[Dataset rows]
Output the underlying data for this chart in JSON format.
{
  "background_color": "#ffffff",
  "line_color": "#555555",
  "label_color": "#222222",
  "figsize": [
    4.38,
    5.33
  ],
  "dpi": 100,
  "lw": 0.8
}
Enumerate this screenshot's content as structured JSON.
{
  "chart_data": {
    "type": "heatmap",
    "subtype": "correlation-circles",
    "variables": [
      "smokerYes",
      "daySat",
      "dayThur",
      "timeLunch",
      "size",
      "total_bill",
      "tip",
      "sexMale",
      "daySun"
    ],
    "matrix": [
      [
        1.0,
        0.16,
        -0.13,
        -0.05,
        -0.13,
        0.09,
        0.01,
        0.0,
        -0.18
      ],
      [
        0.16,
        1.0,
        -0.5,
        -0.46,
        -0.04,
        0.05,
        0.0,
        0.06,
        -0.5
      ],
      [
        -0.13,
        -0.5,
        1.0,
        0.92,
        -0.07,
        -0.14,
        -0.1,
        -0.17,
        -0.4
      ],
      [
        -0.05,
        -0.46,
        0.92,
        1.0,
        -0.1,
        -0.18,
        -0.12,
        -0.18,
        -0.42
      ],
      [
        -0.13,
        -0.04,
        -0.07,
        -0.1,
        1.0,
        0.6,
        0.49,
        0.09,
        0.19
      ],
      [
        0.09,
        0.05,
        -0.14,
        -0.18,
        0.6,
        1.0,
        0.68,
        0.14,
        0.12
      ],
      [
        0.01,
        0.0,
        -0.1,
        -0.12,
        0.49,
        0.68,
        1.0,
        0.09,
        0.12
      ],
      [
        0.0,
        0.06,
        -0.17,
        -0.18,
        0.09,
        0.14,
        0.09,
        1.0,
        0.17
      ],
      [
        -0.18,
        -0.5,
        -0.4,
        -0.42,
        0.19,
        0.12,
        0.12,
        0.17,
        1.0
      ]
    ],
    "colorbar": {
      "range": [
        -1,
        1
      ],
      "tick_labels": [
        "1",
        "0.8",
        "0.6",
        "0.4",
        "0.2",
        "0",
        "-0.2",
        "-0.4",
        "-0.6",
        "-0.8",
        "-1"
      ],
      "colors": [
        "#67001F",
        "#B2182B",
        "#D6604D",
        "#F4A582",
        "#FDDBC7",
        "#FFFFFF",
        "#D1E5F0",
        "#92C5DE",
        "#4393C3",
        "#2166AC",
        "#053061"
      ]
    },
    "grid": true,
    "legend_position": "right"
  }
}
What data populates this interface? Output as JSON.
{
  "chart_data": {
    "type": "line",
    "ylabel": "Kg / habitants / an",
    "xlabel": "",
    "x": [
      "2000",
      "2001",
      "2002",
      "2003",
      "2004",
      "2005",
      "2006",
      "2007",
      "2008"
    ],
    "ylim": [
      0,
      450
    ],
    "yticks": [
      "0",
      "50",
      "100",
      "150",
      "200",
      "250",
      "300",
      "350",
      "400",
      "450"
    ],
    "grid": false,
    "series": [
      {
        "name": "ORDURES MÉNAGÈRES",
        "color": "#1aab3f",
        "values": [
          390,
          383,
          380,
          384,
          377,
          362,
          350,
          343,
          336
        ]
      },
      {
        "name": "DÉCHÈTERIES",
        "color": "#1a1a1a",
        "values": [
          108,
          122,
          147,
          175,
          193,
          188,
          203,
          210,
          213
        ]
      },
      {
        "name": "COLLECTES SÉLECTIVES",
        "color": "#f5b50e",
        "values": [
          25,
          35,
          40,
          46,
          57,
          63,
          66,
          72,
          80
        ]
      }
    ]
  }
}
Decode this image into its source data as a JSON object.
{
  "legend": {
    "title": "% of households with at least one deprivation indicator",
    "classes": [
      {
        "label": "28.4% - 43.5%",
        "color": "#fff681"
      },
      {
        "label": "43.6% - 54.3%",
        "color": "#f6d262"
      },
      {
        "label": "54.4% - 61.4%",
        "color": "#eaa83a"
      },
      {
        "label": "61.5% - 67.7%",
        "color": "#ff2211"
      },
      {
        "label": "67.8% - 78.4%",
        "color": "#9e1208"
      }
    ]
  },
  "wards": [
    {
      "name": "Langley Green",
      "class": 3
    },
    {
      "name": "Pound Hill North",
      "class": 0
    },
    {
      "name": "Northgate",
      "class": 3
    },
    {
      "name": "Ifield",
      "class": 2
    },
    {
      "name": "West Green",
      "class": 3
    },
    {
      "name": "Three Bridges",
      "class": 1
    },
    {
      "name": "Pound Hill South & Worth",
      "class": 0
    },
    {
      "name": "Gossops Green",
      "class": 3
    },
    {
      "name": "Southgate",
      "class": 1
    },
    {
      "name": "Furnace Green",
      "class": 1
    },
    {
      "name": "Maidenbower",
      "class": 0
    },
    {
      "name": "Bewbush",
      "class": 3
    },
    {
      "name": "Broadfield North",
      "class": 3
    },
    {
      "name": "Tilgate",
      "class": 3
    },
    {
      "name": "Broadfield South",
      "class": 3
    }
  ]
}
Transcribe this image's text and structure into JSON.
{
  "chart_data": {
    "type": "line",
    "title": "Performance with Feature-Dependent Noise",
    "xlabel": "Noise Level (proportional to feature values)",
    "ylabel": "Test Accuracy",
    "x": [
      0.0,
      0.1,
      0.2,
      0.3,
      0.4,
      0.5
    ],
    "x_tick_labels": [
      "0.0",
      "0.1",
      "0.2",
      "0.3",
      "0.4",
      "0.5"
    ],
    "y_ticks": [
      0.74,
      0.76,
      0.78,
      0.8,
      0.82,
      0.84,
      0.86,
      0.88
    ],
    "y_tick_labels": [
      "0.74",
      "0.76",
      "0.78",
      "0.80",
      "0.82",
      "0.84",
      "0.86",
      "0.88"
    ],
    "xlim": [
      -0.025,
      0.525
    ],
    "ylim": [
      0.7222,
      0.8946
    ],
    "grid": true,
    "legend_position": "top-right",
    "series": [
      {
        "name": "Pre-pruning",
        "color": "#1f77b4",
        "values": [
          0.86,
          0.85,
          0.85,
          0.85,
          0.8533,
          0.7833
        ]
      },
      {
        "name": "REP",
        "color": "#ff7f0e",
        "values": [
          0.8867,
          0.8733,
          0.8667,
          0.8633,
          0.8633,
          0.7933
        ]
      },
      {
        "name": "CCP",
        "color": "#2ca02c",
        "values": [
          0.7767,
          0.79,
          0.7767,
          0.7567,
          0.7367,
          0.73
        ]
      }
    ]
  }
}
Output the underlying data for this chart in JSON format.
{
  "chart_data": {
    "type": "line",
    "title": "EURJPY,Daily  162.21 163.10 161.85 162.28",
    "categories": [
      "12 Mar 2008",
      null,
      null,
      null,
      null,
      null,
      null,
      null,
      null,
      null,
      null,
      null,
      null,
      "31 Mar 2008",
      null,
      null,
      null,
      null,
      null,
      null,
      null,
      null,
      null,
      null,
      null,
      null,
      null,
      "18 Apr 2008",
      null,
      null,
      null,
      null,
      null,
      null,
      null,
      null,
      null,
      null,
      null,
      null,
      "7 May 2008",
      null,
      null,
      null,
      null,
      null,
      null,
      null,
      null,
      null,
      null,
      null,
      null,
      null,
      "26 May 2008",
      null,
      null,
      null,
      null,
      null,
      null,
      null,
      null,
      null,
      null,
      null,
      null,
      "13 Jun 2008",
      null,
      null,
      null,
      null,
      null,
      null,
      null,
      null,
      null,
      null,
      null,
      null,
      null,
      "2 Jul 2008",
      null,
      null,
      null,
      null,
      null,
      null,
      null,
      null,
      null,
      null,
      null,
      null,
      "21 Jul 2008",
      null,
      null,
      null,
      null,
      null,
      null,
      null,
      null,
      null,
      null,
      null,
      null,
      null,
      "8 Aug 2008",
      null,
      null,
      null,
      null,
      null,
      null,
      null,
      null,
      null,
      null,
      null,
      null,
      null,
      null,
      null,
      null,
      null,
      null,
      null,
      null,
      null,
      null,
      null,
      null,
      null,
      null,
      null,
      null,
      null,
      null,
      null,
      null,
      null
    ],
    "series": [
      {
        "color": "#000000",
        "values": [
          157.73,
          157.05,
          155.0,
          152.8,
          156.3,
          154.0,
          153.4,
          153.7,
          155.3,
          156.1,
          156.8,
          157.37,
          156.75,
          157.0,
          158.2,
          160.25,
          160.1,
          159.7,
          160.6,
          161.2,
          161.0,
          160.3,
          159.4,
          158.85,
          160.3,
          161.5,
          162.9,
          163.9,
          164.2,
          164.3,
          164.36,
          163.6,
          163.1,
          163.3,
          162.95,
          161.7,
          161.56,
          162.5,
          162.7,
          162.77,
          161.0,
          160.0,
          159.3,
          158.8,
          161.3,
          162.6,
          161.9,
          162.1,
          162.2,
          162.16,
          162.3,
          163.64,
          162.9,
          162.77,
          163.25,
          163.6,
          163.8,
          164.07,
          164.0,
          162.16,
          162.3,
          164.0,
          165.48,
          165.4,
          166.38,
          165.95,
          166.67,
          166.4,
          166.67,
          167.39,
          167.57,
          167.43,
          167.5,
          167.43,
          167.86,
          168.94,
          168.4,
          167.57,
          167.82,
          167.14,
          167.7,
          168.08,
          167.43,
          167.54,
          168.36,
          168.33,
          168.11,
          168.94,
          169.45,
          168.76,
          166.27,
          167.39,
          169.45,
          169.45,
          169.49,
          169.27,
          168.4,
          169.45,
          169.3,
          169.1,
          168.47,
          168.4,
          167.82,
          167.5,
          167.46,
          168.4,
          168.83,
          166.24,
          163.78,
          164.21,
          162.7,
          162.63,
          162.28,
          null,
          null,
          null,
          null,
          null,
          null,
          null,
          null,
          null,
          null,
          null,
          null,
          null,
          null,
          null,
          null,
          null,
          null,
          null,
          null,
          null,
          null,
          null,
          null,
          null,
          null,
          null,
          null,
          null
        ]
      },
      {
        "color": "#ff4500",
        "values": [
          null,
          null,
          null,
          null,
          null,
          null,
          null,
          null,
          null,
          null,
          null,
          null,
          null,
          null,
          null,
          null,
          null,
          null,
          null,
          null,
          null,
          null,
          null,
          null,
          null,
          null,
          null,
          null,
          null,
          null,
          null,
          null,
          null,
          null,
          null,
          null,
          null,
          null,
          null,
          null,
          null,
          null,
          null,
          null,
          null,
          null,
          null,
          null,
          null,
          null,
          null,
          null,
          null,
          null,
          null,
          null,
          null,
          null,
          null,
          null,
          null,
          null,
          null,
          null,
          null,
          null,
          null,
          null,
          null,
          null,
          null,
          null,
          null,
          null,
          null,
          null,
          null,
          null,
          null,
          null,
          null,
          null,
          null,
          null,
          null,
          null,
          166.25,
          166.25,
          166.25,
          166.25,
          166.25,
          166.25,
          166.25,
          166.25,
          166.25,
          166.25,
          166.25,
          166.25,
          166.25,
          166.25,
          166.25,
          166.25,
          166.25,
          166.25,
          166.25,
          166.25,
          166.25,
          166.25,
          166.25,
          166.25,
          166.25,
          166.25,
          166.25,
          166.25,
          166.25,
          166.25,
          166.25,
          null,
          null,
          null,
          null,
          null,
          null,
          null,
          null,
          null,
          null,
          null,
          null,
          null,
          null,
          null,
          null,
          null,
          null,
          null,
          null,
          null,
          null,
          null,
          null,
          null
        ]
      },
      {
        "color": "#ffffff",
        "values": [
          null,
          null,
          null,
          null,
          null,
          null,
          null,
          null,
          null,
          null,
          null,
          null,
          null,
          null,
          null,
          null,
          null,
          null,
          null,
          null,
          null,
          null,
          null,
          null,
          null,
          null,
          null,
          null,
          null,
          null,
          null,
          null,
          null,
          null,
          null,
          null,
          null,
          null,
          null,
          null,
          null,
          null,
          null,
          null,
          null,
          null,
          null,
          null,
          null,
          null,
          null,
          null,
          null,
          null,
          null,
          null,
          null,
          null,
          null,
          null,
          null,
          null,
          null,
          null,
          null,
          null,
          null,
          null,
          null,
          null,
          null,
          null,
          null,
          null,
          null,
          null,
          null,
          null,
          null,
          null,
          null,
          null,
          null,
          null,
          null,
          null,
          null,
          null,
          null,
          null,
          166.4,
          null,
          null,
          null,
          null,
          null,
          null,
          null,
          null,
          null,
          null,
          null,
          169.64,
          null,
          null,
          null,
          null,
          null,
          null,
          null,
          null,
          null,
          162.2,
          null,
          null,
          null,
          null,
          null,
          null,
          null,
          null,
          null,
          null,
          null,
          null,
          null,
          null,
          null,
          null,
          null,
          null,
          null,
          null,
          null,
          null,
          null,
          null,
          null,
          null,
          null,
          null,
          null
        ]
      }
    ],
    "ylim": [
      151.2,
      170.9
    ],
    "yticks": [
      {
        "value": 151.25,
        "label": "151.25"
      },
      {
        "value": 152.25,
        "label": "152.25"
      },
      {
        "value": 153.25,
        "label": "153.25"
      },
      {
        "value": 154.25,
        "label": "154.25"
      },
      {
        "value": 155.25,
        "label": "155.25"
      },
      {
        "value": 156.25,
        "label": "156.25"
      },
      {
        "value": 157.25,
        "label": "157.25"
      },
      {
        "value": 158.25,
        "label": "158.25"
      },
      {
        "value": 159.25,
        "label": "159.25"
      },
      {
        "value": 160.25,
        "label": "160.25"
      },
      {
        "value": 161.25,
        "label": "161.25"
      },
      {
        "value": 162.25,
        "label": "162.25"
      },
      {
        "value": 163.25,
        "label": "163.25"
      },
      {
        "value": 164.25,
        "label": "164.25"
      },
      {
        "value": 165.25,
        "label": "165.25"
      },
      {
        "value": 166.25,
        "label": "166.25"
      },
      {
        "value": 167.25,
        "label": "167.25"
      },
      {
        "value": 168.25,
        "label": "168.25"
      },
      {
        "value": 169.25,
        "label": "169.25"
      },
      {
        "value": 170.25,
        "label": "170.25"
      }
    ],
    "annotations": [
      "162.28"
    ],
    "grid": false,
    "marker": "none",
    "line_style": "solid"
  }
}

- [DIRECTIONS] Return each line of the listing that holds the string "Hill".

- [TASK RESULT]
      "name": "Pound Hill North",
      "name": "Pound Hill South & Worth",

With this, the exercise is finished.